| PROBLEM TO WORK ON |
Within this material, how many lines have the string "JSON" in them? The answer is a number, with nothing added.

==== EXCERPTED RECORDS ====

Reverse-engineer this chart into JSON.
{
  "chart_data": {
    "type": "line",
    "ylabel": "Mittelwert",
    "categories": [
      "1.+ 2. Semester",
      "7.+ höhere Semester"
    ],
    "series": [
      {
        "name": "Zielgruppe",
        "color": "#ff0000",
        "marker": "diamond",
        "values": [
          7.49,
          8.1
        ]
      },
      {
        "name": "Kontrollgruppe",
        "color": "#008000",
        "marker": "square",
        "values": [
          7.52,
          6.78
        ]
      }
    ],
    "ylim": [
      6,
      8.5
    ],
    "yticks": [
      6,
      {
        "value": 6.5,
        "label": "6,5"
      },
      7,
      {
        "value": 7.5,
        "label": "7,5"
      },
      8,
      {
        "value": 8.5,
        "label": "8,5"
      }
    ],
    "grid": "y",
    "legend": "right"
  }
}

====
==== EXCERPTED RECORDS ====

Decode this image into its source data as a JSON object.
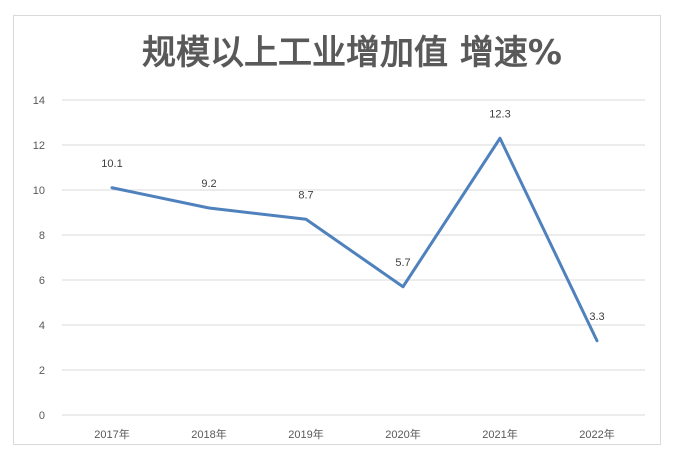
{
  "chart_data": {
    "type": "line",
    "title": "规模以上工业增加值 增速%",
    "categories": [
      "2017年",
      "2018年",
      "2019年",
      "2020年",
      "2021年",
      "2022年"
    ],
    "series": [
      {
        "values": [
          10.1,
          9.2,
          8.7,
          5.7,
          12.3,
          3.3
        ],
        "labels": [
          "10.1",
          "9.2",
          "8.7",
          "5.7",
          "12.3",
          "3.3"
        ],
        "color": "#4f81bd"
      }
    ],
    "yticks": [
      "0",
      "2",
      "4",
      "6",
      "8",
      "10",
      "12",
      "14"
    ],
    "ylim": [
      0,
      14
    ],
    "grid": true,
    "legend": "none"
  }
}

====
==== EXCERPTED RECORDS ====

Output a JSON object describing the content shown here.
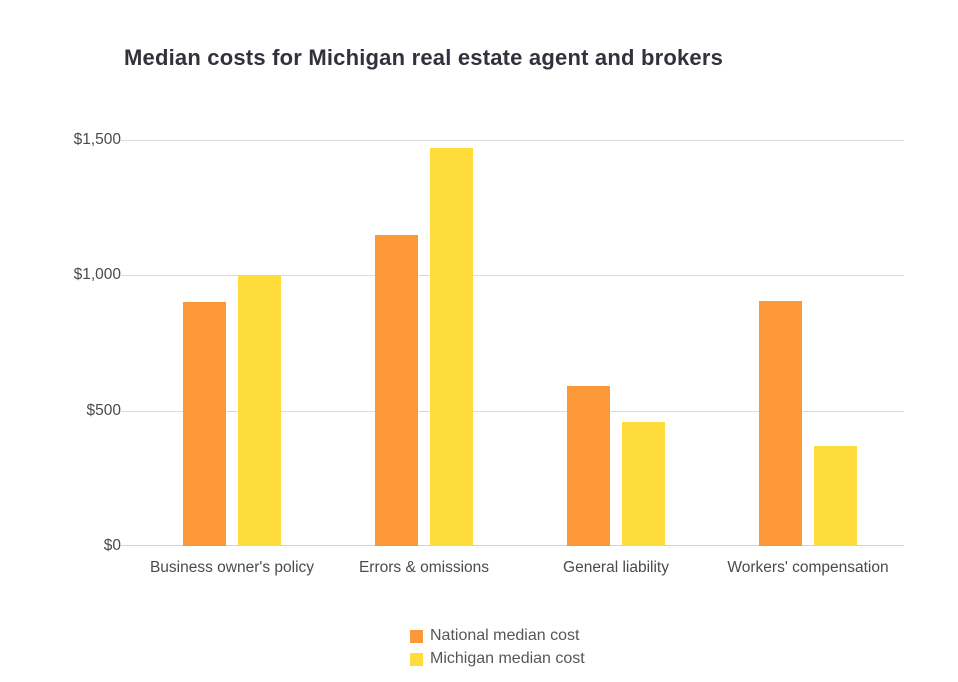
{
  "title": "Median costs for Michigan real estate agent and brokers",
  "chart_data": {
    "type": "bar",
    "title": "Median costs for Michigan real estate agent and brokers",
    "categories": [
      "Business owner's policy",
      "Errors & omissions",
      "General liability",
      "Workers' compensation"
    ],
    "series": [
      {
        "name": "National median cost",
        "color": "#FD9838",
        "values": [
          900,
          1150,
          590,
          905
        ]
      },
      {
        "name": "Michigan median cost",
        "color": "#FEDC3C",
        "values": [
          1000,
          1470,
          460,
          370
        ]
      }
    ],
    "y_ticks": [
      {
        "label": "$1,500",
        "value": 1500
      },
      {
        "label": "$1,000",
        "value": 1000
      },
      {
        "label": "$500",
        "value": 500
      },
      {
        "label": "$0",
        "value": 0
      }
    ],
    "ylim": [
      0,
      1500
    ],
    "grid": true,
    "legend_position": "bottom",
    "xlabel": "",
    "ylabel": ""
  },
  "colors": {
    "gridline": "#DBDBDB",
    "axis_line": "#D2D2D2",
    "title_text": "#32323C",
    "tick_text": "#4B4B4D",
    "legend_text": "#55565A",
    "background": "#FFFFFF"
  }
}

====

| SOLUTION FOR THIS EXERCISE |
3